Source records

•••••

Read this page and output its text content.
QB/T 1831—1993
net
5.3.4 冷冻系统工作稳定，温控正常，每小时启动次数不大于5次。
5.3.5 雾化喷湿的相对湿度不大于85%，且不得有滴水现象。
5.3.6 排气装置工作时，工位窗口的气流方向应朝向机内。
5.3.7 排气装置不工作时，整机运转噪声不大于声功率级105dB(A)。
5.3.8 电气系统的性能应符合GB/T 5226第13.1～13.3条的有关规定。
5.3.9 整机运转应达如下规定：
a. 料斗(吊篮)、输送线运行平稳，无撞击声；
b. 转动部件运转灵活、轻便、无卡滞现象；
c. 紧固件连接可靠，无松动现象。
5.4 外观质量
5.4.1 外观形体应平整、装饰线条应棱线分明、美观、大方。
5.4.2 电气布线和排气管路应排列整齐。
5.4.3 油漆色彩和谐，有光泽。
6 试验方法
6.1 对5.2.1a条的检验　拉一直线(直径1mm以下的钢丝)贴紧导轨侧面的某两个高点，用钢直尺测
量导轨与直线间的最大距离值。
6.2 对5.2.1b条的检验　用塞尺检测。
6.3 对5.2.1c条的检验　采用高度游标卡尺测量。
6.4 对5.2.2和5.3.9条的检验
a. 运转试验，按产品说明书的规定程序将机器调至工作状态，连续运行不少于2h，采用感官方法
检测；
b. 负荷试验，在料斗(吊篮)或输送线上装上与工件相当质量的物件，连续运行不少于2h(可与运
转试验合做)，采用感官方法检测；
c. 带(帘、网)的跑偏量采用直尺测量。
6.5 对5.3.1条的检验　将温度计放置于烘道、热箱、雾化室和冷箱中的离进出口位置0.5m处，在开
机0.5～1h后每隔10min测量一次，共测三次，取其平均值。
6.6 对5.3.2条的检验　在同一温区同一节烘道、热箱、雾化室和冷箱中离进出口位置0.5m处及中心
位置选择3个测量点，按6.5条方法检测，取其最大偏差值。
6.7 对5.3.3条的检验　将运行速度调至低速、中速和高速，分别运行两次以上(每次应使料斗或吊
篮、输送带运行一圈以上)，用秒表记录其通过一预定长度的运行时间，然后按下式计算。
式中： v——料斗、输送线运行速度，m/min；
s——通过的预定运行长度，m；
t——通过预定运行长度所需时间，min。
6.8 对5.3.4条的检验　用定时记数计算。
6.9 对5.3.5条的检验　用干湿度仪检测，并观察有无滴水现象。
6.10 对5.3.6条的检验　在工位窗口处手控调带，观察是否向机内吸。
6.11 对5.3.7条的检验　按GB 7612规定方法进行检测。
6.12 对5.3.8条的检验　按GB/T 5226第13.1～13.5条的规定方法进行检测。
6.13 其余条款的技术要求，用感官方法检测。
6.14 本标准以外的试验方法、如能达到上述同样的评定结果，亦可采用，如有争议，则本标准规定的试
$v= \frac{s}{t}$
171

•••••

All of the entries should be written out again exactly.

**ANSWER FOR THIS EXERCISE**
Read this page and output its text content.
QB/T 1831—1993
net
5.3.4 冷冻系统工作稳定，温控正常，每小时启动次数不大于5次。
5.3.5 雾化喷湿的相对湿度不大于85%，且不得有滴水现象。
5.3.6 排气装置工作时，工位窗口的气流方向应朝向机内。
5.3.7 排气装置不工作时，整机运转噪声不大于声功率级105dB(A)。
5.3.8 电气系统的性能应符合GB/T 5226第13.1～13.3条的有关规定。
5.3.9 整机运转应达如下规定：
a. 料斗(吊篮)、输送线运行平稳，无撞击声；
b. 转动部件运转灵活、轻便、无卡滞现象；
c. 紧固件连接可靠，无松动现象。
5.4 外观质量
5.4.1 外观形体应平整、装饰线条应棱线分明、美观、大方。
5.4.2 电气布线和排气管路应排列整齐。
5.4.3 油漆色彩和谐，有光泽。
6 试验方法
6.1 对5.2.1a条的检验　拉一直线(直径1mm以下的钢丝)贴紧导轨侧面的某两个高点，用钢直尺测
量导轨与直线间的最大距离值。
6.2 对5.2.1b条的检验　用塞尺检测。
6.3 对5.2.1c条的检验　采用高度游标卡尺测量。
6.4 对5.2.2和5.3.9条的检验
a. 运转试验，按产品说明书的规定程序将机器调至工作状态，连续运行不少于2h，采用感官方法
检测；
b. 负荷试验，在料斗(吊篮)或输送线上装上与工件相当质量的物件，连续运行不少于2h(可与运
转试验合做)，采用感官方法检测；
c. 带(帘、网)的跑偏量采用直尺测量。
6.5 对5.3.1条的检验　将温度计放置于烘道、热箱、雾化室和冷箱中的离进出口位置0.5m处，在开
机0.5～1h后每隔10min测量一次，共测三次，取其平均值。
6.6 对5.3.2条的检验　在同一温区同一节烘道、热箱、雾化室和冷箱中离进出口位置0.5m处及中心
位置选择3个测量点，按6.5条方法检测，取其最大偏差值。
6.7 对5.3.3条的检验　将运行速度调至低速、中速和高速，分别运行两次以上(每次应使料斗或吊
篮、输送带运行一圈以上)，用秒表记录其通过一预定长度的运行时间，然后按下式计算。
式中： v——料斗、输送线运行速度，m/min；
s——通过的预定运行长度，m；
t——通过预定运行长度所需时间，min。
6.8 对5.3.4条的检验　用定时记数计算。
6.9 对5.3.5条的检验　用干湿度仪检测，并观察有无滴水现象。
6.10 对5.3.6条的检验　在工位窗口处手控调带，观察是否向机内吸。
6.11 对5.3.7条的检验　按GB 7612规定方法进行检测。
6.12 对5.3.8条的检验　按GB/T 5226第13.1～13.5条的规定方法进行检测。
6.13 其余条款的技术要求，用感官方法检测。
6.14 本标准以外的试验方法、如能达到上述同样的评定结果，亦可采用，如有争议，则本标准规定的试
$v= \frac{s}{t}$
171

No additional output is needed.